> STATED TASK: Please lay out the lines below as a Markdown table with two columns, Row (its number) and Text (the line itself). Skip any blank lines and leave the picture out.
—————
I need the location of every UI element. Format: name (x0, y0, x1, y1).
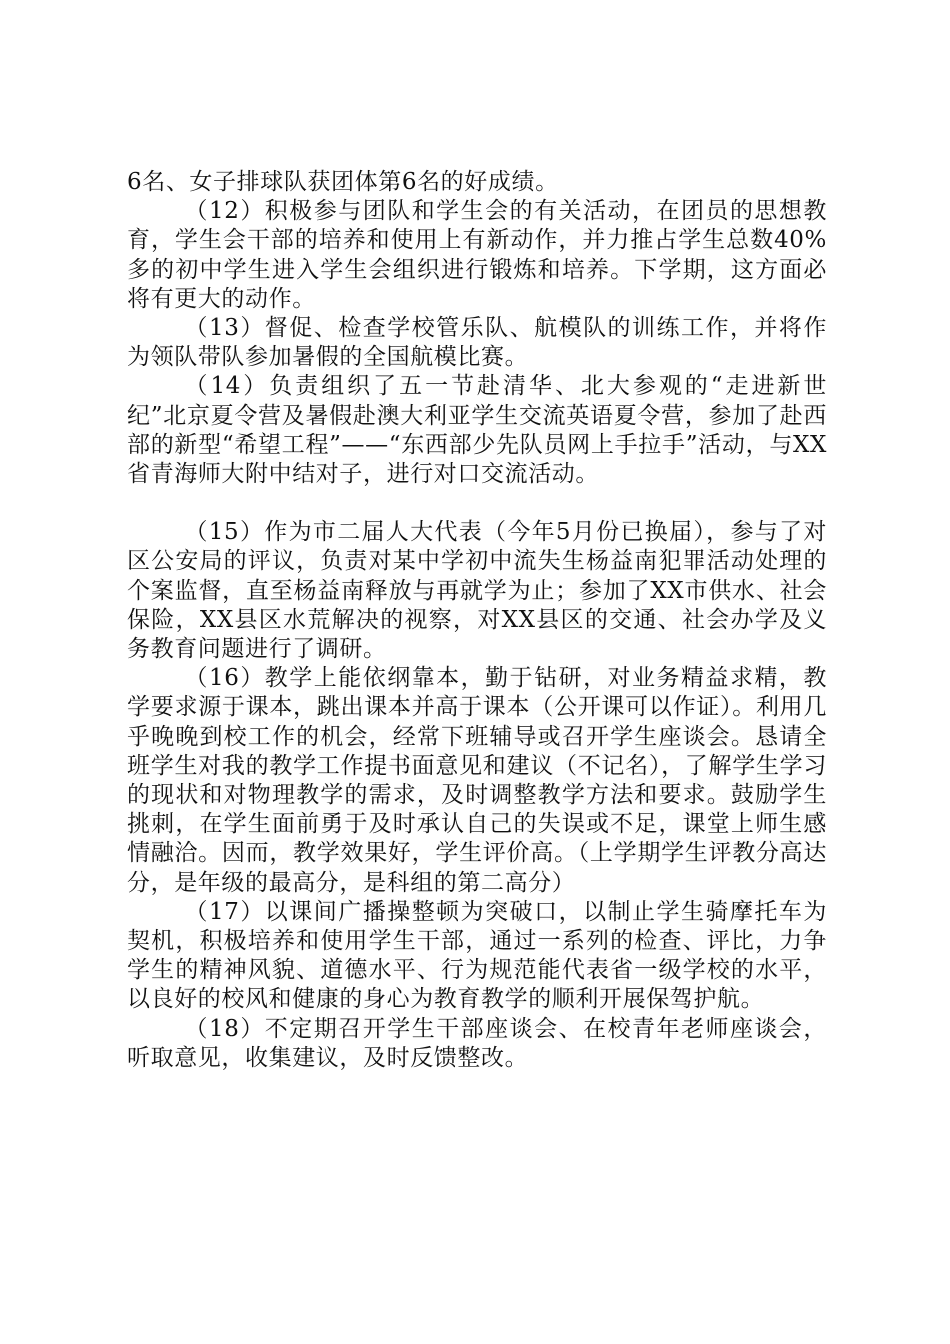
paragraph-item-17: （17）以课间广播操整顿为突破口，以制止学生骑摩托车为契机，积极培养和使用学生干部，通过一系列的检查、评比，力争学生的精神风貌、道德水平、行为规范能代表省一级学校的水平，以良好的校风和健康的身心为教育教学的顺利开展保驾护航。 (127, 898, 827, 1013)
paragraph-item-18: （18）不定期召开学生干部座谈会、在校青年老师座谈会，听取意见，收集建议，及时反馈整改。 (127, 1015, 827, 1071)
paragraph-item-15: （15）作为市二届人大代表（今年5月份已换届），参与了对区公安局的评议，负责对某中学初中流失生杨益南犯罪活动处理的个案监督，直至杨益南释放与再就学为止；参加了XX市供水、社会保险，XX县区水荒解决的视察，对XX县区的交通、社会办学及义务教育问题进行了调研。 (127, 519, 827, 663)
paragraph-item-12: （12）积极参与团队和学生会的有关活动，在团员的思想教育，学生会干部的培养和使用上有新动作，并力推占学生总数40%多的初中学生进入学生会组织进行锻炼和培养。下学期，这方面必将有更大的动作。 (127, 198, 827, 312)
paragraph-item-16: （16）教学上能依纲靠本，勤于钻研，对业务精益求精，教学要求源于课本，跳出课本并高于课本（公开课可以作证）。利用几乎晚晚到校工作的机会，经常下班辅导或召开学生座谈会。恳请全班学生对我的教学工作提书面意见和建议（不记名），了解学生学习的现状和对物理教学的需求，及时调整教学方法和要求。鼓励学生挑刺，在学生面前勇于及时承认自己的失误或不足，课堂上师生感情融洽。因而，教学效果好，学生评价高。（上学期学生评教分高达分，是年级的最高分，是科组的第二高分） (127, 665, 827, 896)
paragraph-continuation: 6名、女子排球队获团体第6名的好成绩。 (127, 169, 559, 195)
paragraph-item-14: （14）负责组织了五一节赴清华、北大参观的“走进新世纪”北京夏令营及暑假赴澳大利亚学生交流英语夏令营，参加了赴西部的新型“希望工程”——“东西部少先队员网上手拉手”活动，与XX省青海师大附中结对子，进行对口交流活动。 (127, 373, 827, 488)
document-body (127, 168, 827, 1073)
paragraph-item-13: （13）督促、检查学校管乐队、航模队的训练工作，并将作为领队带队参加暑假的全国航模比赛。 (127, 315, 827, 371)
—————
> FINAL ANSWER:
| Row | Text |
|---|---|
| 1 | I need the location of every UI element. Format: name (x0, y0, x1, y1). |
| 2 | paragraph-item-17: （17）以课间广播操整顿为突破口，以制止学生骑摩托车为契机，积极培养和使用学生干部，通过一系列的检查、评比，力争学生的精神风貌、道德水平、行为规范能代表省一级学校的水平，以良好的校风和健康的身心为教育教学的顺利开展保驾护航。 (127, 898, 827, 1013) |
| 3 | paragraph-item-18: （18）不定期召开学生干部座谈会、在校青年老师座谈会，听取意见，收集建议，及时反馈整改。 (127, 1015, 827, 1071) |
| 4 | paragraph-item-15: （15）作为市二届人大代表（今年5月份已换届），参与了对区公安局的评议，负责对某中学初中流失生杨益南犯罪活动处理的个案监督，直至杨益南释放与再就学为止；参加了XX市供水、社会保险，XX县区水荒解决的视察，对XX县区的交通、社会办学及义务教育问题进行了调研。 (127, 519, 827, 663) |
| 5 | paragraph-item-12: （12）积极参与团队和学生会的有关活动，在团员的思想教育，学生会干部的培养和使用上有新动作，并力推占学生总数40%多的初中学生进入学生会组织进行锻炼和培养。下学期，这方面必将有更大的动作。 (127, 198, 827, 312) |
| 6 | paragraph-item-16: （16）教学上能依纲靠本，勤于钻研，对业务精益求精，教学要求源于课本，跳出课本并高于课本（公开课可以作证）。利用几乎晚晚到校工作的机会，经常下班辅导或召开学生座谈会。恳请全班学生对我的教学工作提书面意见和建议（不记名），了解学生学习的现状和对物理教学的需求，及时调整教学方法和要求。鼓励学生挑刺，在学生面前勇于及时承认自己的失误或不足，课堂上师生感情融洽。因而，教学效果好，学生评价高。（上学期学生评教分高达分，是年级的最高分，是科组的第二高分） (127, 665, 827, 896) |
| 7 | paragraph-continuation: 6名、女子排球队获团体第6名的好成绩。 (127, 169, 559, 195) |
| 8 | paragraph-item-14: （14）负责组织了五一节赴清华、北大参观的“走进新世纪”北京夏令营及暑假赴澳大利亚学生交流英语夏令营，参加了赴西部的新型“希望工程”——“东西部少先队员网上手拉手”活动，与XX省青海师大附中结对子，进行对口交流活动。 (127, 373, 827, 488) |
| 9 | document-body (127, 168, 827, 1073) |
| 10 | paragraph-item-13: （13）督促、检查学校管乐队、航模队的训练工作，并将作为领队带队参加暑假的全国航模比赛。 (127, 315, 827, 371) |